## Task data

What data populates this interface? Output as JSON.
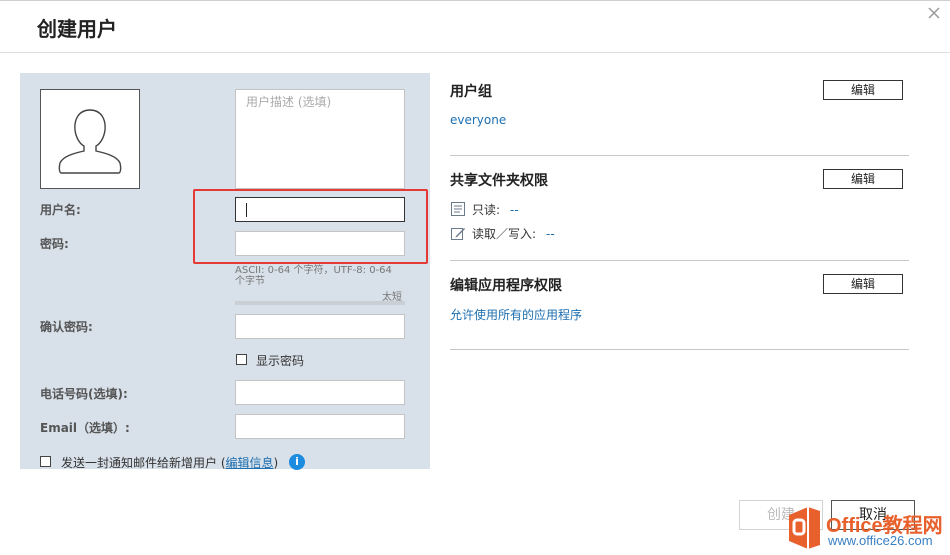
{
  "dialog": {
    "title": "创建用户",
    "close_icon": "close-icon"
  },
  "form": {
    "description_placeholder": "用户描述 (选填)",
    "username_label": "用户名:",
    "password_label": "密码:",
    "password_hint": "ASCII: 0-64 个字符，UTF-8: 0-64 个字节",
    "strength_label": "太短",
    "strength_fraction": 0,
    "confirm_password_label": "确认密码:",
    "show_password_label": "显示密码",
    "show_password_checked": false,
    "phone_label": "电话号码(选填):",
    "email_label": "Email（选填）:",
    "notify_label": "发送一封通知邮件给新增用户 (",
    "notify_link": "编辑信息",
    "notify_close": ")",
    "notify_checked": false,
    "info_icon_glyph": "i"
  },
  "groups": {
    "title": "用户组",
    "edit_label": "编辑",
    "value": "everyone"
  },
  "shared_folders": {
    "title": "共享文件夹权限",
    "edit_label": "编辑",
    "read_only_label": "只读:",
    "read_only_value": "--",
    "read_write_label": "读取／写入:",
    "read_write_value": "--"
  },
  "app_permissions": {
    "title": "编辑应用程序权限",
    "edit_label": "编辑",
    "value": "允许使用所有的应用程序"
  },
  "footer": {
    "create_label": "创建",
    "cancel_label": "取消"
  },
  "watermark": {
    "text": "Office教程网",
    "url": "www.office26.com"
  },
  "colors": {
    "panel_bg": "#d8e1e9",
    "link_blue": "#1e6fb0",
    "highlight_red": "#e53935",
    "watermark_orange": "#e8612c"
  }
}
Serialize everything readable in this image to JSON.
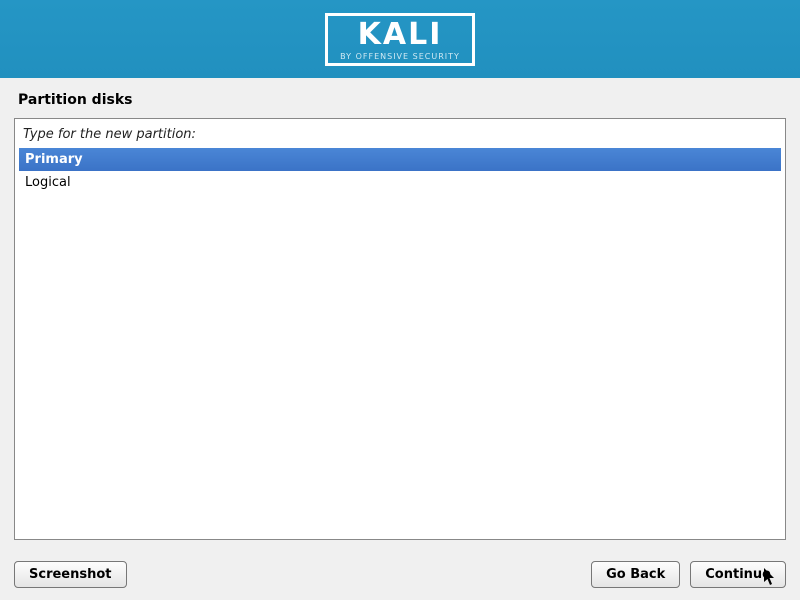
{
  "header": {
    "logo_text": "KALI",
    "logo_subtext": "BY OFFENSIVE SECURITY"
  },
  "page": {
    "title": "Partition disks",
    "prompt": "Type for the new partition:"
  },
  "options": [
    {
      "label": "Primary",
      "selected": true
    },
    {
      "label": "Logical",
      "selected": false
    }
  ],
  "buttons": {
    "screenshot": "Screenshot",
    "go_back": "Go Back",
    "continue": "Continue"
  }
}
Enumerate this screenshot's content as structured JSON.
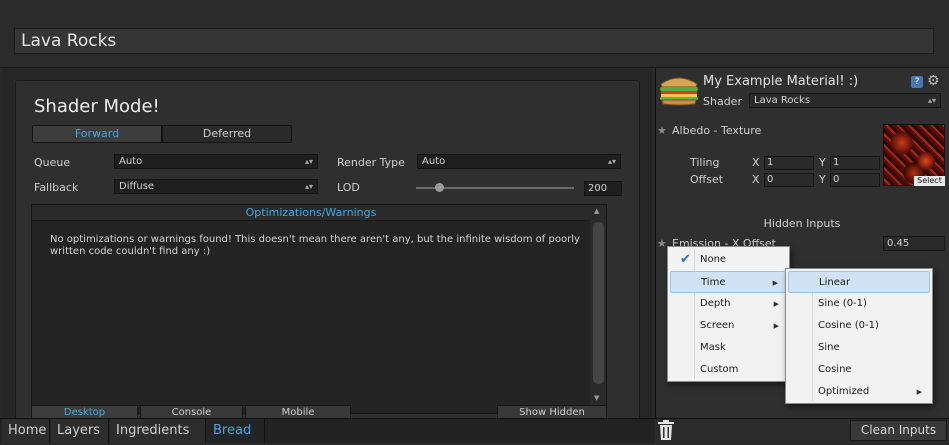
{
  "window": {
    "title": "Lava Rocks"
  },
  "shader_mode": {
    "title": "Shader Mode!",
    "tabs": [
      "Forward",
      "Deferred"
    ],
    "active_tab": "Forward",
    "queue_label": "Queue",
    "queue_value": "Auto",
    "render_type_label": "Render Type",
    "render_type_value": "Auto",
    "fallback_label": "Fallback",
    "fallback_value": "Diffuse",
    "lod_label": "LOD",
    "lod_value": "200",
    "lod_fraction": 0.15
  },
  "optimizations": {
    "header": "Optimizations/Warnings",
    "message": "No optimizations or warnings found! This doesn't mean there aren't any, but the infinite wisdom of poorly written code couldn't find any :)"
  },
  "platform_tabs": [
    "Desktop",
    "Console",
    "Mobile"
  ],
  "show_hidden_label": "Show Hidden",
  "nav": {
    "items": [
      "Home",
      "Layers",
      "Ingredients",
      "Bread"
    ],
    "active": "Bread"
  },
  "inspector": {
    "material_name": "My Example Material! :)",
    "help_label": "?",
    "shader_label": "Shader",
    "shader_value": "Lava Rocks",
    "albedo_label": "Albedo - Texture",
    "tiling_label": "Tiling",
    "offset_label": "Offset",
    "x_axis": "X",
    "y_axis": "Y",
    "tiling_x": "1",
    "tiling_y": "1",
    "offset_x": "0",
    "offset_y": "0",
    "select_label": "Select",
    "hidden_inputs_label": "Hidden Inputs",
    "emission_label": "Emission - X Offset",
    "emission_value": "0.45",
    "clean_inputs_label": "Clean Inputs"
  },
  "menu1": {
    "items": [
      "None",
      "Time",
      "Depth",
      "Screen",
      "Mask",
      "Custom"
    ],
    "checked": "None",
    "highlighted": "Time"
  },
  "menu2": {
    "items": [
      "Linear",
      "Sine (0-1)",
      "Cosine (0-1)",
      "Sine",
      "Cosine",
      "Optimized"
    ],
    "highlighted": "Linear"
  },
  "icons": {
    "sandwich": "sandwich-icon",
    "help": "help-icon",
    "settings": "gear-icon",
    "trash": "trash-icon",
    "check": "check-icon"
  },
  "colors": {
    "accent": "#3ea9e8"
  }
}
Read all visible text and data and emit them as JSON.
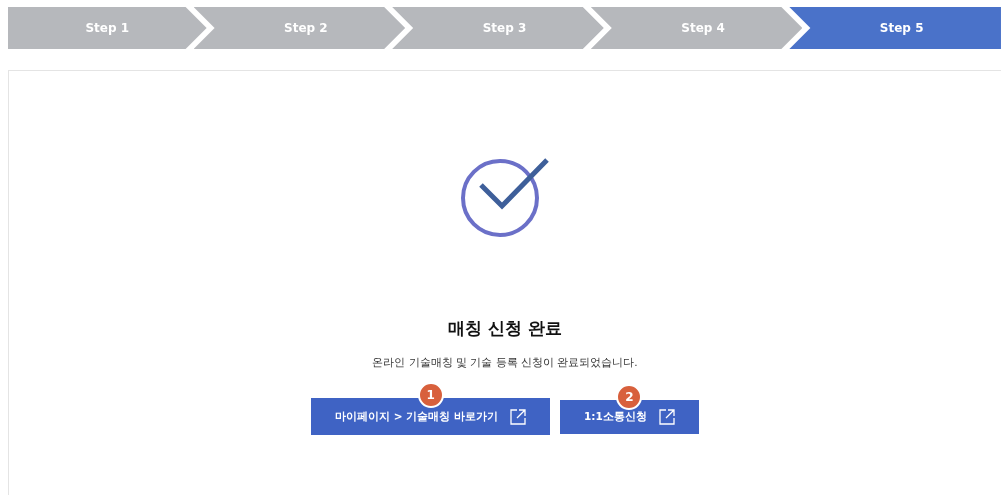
{
  "steps": [
    {
      "label": "Step 1",
      "selected": false
    },
    {
      "label": "Step 2",
      "selected": false
    },
    {
      "label": "Step 3",
      "selected": false
    },
    {
      "label": "Step 4",
      "selected": false
    },
    {
      "label": "Step 5",
      "selected": true
    }
  ],
  "result": {
    "title": "매칭 신청 완료",
    "message": "온라인 기술매칭 및 기술 등록 신청이 완료되었습니다."
  },
  "buttons": [
    {
      "label": "마이페이지 > 기술매칭 바로가기",
      "badge": "1"
    },
    {
      "label": "1:1소통신청",
      "badge": "2"
    }
  ]
}
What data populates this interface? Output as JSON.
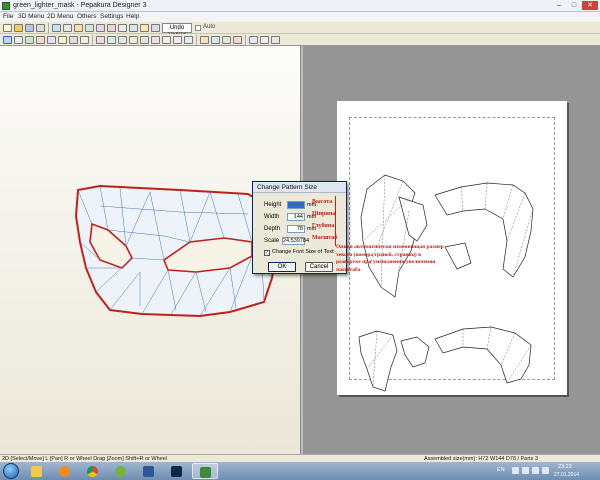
{
  "window": {
    "title": "green_lighter_mask - Pepakura Designer 3",
    "minimize": "–",
    "maximize": "□",
    "close": "✕"
  },
  "menu": [
    "File",
    "3D Menu",
    "2D Menu",
    "Others",
    "Settings",
    "Help"
  ],
  "toolbar": {
    "undo_unfold": "Undo Unfold",
    "auto_label": "Auto"
  },
  "dialog": {
    "title": "Change Pattern Size",
    "height_label": "Height",
    "height_value": "",
    "width_label": "Width",
    "width_value": "144",
    "depth_label": "Depth",
    "depth_value": "78",
    "scale_label": "Scale",
    "scale_value": "24.539784",
    "unit": "mm",
    "checkbox_label": "Change Font Size of Text",
    "checkbox_checked": true,
    "ok": "OK",
    "cancel": "Cancel"
  },
  "annotations": {
    "height": "Высота",
    "width": "Ширина",
    "depth": "Глубина",
    "scale": "Масштаб",
    "note": "Опция автоматически изменяющая размер текста (номера граней, страниц) в разверткe при уменьшении/увеличении масштаба"
  },
  "status": {
    "left": "2D [Select/Move] L [Pan] R or Wheel Drag [Zoom] Shift+R or Wheel",
    "right": "Assembled size(mm): H72 W144 D78 / Parts 3"
  },
  "taskbar": {
    "lang": "EN",
    "time": "23:22",
    "date": "27.01.2014"
  },
  "colors": {
    "mask_outline": "#c0201a",
    "mask_fill": "#eef3fa",
    "annotation": "#c0201a",
    "dialog_selection": "#3169c6"
  },
  "icons": [
    "windows-start-icon",
    "explorer-icon",
    "media-player-icon",
    "chrome-icon",
    "utorrent-icon",
    "word-icon",
    "photoshop-icon",
    "pepakura-icon"
  ]
}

## Stated task
Select every line in the records above that contains the word "기술매칭".

## Finished task
    "message": "온라인 기술매칭 및 기술 등록 신청이 완료되었습니다."
      "label": "마이페이지 > 기술매칭 바로가기",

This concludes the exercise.